-- START --

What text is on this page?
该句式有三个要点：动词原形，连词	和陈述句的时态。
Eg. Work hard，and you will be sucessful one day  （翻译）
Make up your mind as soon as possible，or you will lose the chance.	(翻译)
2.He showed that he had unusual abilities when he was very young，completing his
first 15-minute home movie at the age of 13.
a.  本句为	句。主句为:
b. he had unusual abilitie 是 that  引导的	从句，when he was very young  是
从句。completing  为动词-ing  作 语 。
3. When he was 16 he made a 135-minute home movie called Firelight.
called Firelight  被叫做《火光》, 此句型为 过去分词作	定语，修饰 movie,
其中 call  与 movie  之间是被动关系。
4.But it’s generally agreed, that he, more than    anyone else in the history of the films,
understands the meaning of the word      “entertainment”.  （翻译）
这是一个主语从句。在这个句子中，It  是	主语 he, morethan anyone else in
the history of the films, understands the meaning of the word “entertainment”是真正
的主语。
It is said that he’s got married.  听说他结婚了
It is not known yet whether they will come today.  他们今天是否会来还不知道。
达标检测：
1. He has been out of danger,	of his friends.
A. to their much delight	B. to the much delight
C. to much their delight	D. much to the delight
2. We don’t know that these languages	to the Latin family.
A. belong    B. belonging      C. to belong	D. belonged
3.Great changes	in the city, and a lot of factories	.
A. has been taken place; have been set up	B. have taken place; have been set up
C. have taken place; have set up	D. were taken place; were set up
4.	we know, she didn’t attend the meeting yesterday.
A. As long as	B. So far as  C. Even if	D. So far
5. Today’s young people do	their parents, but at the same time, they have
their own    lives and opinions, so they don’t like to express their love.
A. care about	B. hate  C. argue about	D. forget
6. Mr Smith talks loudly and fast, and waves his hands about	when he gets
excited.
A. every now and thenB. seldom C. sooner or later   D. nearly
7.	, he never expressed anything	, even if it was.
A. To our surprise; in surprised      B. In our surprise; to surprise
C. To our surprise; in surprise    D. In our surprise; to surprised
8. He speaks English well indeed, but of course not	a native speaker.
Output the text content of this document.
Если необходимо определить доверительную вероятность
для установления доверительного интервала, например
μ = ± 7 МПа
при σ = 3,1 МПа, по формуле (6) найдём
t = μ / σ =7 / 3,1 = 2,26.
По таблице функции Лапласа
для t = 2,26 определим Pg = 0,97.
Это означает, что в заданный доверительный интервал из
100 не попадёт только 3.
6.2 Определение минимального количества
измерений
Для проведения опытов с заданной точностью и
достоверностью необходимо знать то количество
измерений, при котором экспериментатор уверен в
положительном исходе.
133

-- END --

* _Given problem_
Exactly reproduce the lines that run from the line with "Output the text content of this document." through the last line of the records, inclusive.

* _Solution to this problem_
Output the text content of this document.
Если необходимо определить доверительную вероятность
для установления доверительного интервала, например
μ = ± 7 МПа
при σ = 3,1 МПа, по формуле (6) найдём
t = μ / σ =7 / 3,1 = 2,26.
По таблице функции Лапласа
для t = 2,26 определим Pg = 0,97.
Это означает, что в заданный доверительный интервал из
100 не попадёт только 3.
6.2 Определение минимального количества
измерений
Для проведения опытов с заданной точностью и
достоверностью необходимо знать то количество
измерений, при котором экспериментатор уверен в
положительном исходе.
133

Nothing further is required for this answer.